Task inputs:
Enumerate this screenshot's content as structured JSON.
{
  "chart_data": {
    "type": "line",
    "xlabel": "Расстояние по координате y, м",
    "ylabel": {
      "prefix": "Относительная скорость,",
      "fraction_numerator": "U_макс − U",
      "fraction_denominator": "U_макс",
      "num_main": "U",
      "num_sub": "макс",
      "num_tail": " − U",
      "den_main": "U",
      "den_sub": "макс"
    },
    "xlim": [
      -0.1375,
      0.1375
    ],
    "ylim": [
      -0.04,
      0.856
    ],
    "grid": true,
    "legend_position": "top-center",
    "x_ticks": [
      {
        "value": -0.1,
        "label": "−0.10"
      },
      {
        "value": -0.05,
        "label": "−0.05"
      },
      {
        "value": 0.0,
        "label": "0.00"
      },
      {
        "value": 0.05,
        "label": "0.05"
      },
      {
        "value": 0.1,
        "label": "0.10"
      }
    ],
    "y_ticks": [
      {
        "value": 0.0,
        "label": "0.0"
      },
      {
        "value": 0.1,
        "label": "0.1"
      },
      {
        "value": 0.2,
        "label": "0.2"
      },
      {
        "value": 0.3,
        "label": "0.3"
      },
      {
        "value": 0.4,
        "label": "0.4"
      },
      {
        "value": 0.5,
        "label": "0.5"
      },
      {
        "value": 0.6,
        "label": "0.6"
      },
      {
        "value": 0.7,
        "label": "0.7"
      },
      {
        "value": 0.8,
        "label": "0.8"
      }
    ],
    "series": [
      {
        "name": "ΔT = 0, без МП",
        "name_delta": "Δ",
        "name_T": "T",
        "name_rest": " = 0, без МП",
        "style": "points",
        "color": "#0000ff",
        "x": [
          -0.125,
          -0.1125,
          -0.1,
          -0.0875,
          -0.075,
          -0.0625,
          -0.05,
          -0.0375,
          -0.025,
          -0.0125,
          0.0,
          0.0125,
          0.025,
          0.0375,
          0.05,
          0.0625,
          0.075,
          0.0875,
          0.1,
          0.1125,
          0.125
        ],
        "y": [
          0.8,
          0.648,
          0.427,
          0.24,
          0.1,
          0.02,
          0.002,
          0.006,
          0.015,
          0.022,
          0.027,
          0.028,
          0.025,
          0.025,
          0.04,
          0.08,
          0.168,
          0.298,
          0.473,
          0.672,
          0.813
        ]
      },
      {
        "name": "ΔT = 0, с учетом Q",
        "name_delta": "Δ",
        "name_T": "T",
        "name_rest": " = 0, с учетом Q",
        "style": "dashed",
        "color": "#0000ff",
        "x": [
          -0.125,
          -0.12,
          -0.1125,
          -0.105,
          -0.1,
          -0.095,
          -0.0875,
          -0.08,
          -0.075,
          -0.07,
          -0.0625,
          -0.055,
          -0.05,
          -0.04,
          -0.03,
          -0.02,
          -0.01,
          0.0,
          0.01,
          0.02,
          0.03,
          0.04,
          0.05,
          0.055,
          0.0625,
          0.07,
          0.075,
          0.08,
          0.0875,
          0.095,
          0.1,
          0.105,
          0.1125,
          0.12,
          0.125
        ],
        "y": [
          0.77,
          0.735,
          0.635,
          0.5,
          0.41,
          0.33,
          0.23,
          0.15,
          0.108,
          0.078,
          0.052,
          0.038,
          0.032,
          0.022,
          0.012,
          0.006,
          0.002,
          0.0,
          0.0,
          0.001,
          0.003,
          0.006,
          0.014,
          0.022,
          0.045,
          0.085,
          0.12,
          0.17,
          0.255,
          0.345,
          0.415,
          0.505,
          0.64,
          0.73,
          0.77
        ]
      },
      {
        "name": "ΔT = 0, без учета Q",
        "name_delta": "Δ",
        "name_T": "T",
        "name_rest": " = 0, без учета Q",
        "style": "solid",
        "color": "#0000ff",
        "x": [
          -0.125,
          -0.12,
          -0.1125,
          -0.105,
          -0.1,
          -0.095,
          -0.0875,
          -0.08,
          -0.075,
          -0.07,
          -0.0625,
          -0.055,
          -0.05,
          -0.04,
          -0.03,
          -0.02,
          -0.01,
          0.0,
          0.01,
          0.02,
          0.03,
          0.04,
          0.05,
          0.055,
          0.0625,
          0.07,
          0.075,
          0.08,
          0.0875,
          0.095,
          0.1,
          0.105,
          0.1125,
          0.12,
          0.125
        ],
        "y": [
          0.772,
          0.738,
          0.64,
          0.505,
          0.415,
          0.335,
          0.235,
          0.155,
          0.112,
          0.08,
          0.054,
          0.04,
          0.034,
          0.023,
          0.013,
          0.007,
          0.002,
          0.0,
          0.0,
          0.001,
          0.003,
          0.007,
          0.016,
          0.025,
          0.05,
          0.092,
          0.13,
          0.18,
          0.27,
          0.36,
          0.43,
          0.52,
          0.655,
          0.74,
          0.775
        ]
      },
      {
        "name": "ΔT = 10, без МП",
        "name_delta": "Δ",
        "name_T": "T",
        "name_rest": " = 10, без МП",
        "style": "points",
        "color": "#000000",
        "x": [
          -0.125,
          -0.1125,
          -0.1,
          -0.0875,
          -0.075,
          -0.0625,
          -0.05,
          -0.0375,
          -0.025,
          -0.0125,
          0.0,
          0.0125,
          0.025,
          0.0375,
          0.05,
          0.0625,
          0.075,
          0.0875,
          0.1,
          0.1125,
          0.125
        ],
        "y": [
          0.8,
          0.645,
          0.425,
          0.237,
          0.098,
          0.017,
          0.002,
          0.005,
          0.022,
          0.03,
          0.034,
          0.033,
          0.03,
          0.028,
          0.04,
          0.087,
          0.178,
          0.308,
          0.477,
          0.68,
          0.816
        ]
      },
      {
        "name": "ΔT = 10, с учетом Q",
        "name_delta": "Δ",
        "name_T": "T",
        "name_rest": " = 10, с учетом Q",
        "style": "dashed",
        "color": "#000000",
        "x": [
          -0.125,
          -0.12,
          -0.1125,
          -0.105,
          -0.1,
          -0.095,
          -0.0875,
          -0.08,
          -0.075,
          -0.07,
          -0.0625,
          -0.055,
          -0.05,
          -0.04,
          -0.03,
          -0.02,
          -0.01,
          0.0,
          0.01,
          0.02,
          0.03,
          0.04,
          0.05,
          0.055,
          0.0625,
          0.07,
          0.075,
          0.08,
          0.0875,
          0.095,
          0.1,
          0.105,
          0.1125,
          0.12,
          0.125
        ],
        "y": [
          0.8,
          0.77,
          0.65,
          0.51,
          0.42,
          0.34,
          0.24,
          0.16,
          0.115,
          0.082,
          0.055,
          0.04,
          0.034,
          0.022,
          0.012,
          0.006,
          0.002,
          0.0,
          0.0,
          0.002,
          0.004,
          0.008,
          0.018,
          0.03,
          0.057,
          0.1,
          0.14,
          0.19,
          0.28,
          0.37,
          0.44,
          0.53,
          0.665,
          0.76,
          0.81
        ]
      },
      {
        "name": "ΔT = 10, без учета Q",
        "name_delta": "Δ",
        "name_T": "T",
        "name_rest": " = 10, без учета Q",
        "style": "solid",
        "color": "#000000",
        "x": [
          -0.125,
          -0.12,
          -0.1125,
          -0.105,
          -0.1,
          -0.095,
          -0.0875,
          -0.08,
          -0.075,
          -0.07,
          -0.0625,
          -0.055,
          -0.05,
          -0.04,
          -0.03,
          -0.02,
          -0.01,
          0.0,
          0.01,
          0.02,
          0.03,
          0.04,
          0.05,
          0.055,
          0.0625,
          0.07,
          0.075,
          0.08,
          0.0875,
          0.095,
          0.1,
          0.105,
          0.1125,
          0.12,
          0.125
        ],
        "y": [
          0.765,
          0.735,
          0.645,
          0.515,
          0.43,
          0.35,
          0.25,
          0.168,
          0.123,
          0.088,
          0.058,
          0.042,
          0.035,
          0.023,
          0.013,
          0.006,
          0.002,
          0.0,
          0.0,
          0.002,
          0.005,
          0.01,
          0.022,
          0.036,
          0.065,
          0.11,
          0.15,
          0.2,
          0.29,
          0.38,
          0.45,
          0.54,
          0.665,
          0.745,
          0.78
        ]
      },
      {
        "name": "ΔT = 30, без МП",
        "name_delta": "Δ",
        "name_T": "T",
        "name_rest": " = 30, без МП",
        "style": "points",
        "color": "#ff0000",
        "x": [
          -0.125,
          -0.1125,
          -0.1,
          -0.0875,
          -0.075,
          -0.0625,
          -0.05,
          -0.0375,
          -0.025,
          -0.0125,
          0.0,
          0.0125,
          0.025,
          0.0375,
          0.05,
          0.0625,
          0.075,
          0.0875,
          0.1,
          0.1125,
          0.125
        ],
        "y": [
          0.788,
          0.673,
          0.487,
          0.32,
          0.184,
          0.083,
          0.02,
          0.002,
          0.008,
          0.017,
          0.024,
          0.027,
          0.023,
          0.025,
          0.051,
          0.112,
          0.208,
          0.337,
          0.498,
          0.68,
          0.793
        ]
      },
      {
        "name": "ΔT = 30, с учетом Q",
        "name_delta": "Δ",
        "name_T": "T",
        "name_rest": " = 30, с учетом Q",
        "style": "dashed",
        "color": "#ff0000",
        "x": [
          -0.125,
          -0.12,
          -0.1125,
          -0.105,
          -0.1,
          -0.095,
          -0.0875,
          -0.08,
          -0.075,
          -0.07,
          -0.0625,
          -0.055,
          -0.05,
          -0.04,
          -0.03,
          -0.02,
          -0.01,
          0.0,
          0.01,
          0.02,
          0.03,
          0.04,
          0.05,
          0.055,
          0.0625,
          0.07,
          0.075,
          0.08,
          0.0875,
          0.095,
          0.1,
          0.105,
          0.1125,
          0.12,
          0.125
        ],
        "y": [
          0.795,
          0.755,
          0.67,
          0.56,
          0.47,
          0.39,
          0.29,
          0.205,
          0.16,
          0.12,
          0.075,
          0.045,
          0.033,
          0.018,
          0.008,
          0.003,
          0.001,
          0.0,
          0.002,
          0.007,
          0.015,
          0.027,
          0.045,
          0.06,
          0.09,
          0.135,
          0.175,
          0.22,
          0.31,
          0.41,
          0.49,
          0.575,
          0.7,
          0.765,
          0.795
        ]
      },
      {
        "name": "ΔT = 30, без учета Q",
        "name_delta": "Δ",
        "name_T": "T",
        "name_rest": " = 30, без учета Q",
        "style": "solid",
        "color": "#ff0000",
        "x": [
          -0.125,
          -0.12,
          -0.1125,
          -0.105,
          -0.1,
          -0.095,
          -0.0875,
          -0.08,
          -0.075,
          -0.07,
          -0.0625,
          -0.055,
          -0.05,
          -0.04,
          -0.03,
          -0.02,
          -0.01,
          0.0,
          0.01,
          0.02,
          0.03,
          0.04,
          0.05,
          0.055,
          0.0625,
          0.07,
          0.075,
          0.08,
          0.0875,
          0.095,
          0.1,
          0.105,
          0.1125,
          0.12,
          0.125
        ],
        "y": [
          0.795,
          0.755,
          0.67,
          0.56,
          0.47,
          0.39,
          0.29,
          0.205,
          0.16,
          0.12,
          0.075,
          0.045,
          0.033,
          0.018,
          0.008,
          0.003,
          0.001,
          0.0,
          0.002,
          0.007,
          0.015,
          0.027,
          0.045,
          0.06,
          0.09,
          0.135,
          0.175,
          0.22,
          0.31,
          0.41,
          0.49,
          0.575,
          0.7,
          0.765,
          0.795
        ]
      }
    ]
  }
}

Exercise task: Report how many lines of the entries hold the string "учета". Provide the number alone.

Task solution: 6